>> Begin Data provided
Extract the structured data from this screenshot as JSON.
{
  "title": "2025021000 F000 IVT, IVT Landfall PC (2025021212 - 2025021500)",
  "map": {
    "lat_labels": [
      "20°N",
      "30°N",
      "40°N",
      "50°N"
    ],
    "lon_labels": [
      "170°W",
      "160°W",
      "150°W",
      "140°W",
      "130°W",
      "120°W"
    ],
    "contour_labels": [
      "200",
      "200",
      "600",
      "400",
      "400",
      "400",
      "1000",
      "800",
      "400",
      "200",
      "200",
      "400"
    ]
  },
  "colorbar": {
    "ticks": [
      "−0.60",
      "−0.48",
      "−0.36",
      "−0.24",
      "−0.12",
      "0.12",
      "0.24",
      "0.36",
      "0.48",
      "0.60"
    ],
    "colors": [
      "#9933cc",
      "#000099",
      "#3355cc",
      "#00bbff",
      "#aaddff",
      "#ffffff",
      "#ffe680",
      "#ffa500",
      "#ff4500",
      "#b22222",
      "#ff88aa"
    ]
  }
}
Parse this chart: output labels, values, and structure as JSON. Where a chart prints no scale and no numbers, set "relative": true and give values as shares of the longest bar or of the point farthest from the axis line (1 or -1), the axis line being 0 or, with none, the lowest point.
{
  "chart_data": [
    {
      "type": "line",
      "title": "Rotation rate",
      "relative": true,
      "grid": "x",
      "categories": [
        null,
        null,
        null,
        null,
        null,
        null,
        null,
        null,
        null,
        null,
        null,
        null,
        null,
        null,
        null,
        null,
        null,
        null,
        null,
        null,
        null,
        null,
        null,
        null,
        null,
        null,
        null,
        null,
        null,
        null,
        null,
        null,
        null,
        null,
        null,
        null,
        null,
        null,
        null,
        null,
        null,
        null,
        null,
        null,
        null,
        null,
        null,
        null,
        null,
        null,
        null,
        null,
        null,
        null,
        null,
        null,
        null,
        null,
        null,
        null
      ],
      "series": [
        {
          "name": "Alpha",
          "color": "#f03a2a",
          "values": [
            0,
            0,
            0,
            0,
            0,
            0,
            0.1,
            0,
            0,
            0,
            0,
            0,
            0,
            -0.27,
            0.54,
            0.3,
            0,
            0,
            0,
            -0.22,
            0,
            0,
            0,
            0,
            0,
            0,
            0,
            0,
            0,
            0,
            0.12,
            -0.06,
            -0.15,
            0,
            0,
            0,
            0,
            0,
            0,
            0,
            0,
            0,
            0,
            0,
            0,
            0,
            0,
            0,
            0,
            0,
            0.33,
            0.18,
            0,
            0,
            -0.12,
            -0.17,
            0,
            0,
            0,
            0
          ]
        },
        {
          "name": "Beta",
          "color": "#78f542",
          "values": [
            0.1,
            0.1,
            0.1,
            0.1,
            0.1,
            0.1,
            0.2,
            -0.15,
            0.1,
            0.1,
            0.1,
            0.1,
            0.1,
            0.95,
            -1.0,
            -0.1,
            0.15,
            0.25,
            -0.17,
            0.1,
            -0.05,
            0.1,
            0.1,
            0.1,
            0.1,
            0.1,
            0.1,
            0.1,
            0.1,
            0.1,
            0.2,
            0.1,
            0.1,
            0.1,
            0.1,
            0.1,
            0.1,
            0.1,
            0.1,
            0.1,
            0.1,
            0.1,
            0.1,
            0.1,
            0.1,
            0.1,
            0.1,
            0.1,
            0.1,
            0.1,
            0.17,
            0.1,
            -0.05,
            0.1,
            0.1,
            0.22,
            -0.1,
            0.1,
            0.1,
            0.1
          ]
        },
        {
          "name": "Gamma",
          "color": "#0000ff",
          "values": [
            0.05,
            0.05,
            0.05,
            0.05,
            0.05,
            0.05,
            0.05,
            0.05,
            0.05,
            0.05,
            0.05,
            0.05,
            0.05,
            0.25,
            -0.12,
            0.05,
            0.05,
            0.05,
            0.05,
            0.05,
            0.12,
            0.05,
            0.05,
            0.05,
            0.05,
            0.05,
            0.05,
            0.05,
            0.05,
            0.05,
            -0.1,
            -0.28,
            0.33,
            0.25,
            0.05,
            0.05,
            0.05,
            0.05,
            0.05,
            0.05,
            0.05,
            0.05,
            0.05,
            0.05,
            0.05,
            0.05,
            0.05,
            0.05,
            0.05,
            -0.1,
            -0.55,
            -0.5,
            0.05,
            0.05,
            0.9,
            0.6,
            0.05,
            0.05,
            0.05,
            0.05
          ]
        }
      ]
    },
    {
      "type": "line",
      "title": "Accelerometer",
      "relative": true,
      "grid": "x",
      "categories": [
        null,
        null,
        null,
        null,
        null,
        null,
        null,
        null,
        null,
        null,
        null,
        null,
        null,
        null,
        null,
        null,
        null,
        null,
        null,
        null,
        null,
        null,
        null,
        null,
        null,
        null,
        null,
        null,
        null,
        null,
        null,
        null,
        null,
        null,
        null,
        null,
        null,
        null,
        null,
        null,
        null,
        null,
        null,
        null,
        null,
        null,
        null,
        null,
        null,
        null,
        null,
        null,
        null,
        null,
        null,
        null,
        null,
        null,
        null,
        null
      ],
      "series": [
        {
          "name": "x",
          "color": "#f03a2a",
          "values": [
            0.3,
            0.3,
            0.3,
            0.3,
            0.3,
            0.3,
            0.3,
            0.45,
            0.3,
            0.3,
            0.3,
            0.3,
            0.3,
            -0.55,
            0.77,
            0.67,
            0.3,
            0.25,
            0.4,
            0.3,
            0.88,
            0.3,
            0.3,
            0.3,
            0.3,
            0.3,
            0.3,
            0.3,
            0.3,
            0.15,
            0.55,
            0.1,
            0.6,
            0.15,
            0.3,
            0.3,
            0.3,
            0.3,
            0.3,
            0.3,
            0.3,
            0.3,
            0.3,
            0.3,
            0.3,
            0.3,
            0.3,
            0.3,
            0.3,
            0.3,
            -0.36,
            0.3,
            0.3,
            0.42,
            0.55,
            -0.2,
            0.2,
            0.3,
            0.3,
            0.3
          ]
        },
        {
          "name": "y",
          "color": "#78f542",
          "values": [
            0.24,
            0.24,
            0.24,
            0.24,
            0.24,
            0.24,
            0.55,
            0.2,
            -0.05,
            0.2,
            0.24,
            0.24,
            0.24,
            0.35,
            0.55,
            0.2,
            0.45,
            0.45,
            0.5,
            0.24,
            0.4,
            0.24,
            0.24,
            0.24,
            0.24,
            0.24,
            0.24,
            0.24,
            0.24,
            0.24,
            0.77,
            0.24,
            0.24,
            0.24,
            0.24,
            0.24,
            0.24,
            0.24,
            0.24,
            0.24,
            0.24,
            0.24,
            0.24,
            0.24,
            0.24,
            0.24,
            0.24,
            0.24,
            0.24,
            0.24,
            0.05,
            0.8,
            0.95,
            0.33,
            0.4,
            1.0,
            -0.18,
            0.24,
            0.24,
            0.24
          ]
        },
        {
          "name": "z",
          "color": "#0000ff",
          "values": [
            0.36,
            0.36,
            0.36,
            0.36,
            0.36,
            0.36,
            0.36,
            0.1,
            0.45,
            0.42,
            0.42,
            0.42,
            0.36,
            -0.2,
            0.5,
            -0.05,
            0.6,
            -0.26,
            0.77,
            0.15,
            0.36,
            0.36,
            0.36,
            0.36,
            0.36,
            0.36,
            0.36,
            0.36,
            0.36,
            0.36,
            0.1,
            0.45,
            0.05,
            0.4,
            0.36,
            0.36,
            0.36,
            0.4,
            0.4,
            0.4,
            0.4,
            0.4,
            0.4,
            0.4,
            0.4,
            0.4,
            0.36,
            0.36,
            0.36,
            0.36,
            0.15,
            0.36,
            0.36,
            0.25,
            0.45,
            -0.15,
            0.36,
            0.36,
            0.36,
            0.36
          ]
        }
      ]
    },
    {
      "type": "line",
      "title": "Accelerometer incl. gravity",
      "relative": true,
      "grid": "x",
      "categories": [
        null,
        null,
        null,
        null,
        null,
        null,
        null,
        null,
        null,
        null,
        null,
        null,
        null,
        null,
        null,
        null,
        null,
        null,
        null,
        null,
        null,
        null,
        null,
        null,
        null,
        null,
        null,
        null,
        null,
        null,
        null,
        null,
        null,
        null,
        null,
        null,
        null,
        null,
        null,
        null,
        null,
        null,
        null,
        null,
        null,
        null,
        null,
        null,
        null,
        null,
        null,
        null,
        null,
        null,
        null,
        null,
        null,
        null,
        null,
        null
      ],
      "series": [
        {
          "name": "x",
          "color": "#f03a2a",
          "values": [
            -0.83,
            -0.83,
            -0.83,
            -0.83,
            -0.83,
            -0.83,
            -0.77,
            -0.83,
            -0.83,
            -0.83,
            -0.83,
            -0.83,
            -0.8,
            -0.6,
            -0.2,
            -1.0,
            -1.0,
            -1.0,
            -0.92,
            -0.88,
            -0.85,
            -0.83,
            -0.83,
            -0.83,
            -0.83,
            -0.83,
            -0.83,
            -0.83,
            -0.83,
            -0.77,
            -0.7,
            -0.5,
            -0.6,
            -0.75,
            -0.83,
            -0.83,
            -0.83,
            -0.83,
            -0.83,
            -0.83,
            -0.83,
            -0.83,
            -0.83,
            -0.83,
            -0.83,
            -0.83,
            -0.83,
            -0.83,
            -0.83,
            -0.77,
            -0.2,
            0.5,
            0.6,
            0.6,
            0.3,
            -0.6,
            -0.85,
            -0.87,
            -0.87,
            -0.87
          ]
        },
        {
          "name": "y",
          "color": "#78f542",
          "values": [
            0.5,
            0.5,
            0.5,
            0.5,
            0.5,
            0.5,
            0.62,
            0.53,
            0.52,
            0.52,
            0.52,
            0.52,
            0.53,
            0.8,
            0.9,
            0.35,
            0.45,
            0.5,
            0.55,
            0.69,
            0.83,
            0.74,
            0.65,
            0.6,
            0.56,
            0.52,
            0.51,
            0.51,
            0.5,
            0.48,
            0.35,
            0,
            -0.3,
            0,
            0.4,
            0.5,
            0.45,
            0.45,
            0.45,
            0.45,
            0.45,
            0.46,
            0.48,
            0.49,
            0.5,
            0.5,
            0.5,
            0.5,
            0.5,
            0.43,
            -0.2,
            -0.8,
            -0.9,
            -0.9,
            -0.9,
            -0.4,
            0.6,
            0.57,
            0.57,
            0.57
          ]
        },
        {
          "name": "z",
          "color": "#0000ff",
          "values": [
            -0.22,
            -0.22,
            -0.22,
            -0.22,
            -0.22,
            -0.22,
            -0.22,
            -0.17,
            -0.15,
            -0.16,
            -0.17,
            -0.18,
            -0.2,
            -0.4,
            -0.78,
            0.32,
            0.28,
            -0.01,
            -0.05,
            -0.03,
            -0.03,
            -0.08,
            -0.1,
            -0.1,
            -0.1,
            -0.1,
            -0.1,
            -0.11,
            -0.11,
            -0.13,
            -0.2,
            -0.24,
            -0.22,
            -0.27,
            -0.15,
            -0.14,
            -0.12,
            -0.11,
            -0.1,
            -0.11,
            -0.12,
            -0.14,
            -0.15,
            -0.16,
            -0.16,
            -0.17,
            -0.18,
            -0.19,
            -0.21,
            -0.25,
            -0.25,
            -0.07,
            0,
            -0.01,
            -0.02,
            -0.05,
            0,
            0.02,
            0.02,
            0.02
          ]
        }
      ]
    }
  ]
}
>> End Data provided
What is expected - State how many lines of the records above contain "title", with no words besides the number.

The completed task - 4